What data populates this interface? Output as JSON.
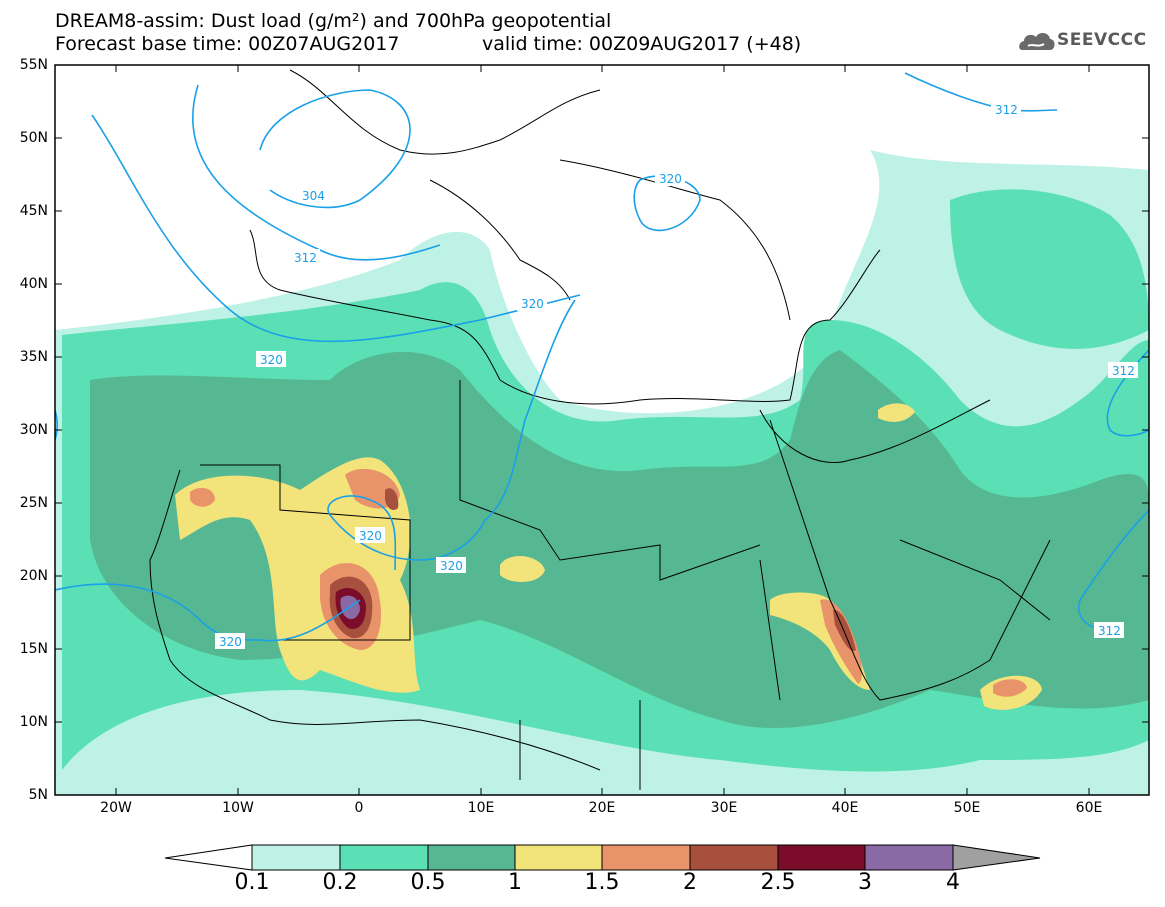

====================

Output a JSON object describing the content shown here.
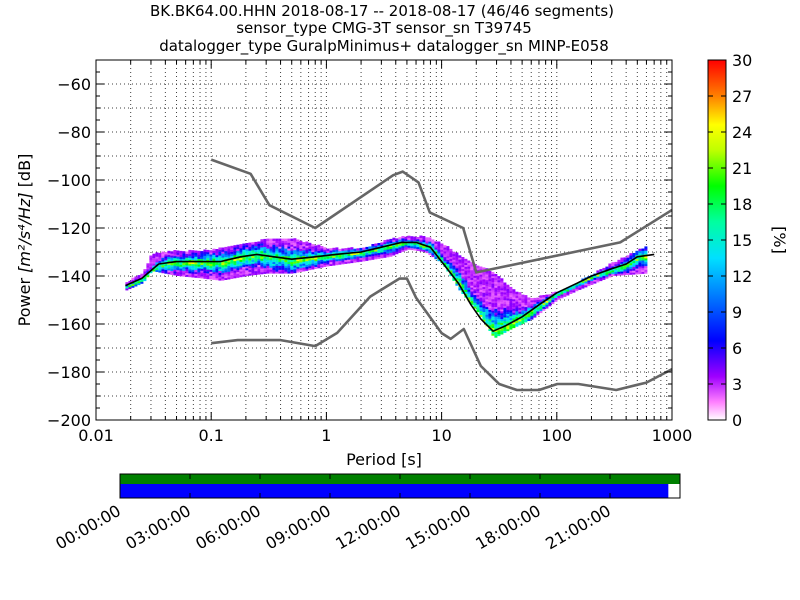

====================

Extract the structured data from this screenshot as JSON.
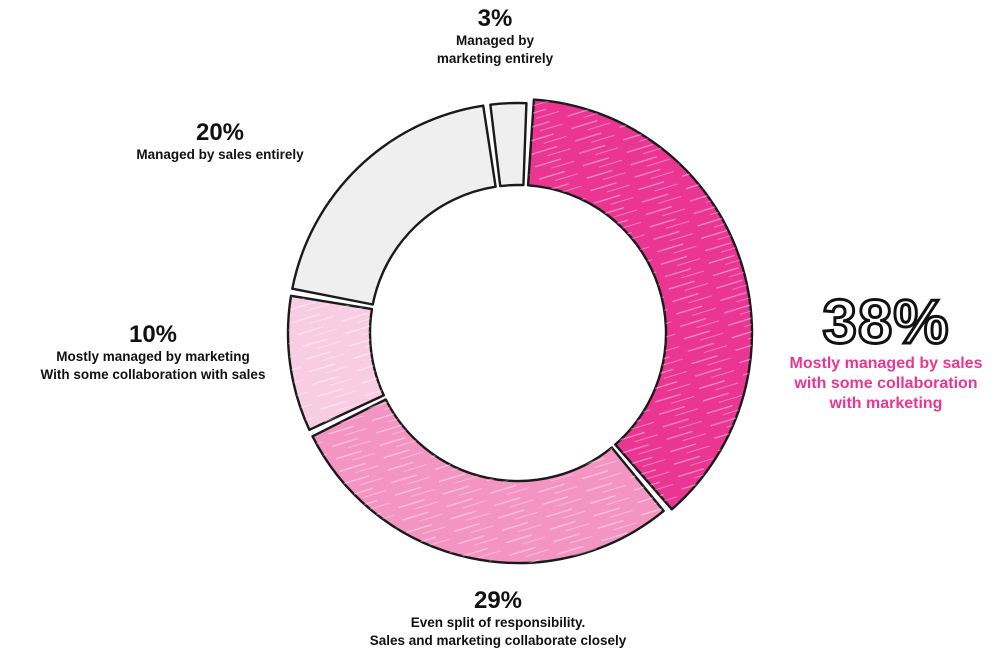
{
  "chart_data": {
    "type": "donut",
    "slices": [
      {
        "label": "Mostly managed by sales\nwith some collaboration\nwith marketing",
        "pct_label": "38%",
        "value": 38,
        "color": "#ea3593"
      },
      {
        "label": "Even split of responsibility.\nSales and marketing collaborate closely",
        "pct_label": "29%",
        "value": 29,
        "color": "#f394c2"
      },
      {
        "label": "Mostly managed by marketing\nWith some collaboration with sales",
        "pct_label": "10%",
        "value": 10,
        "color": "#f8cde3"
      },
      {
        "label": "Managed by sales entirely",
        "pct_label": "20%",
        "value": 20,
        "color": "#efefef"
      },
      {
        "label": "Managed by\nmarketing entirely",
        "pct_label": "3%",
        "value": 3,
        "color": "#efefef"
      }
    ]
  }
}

====================

▶ [SET TASK]: In the records above, find each line holding "Output" and copy it.

▶ [RESULT FOR THIS TASK]:
What data populates this interface? Output as JSON.
Output a JSON object describing the content shown here.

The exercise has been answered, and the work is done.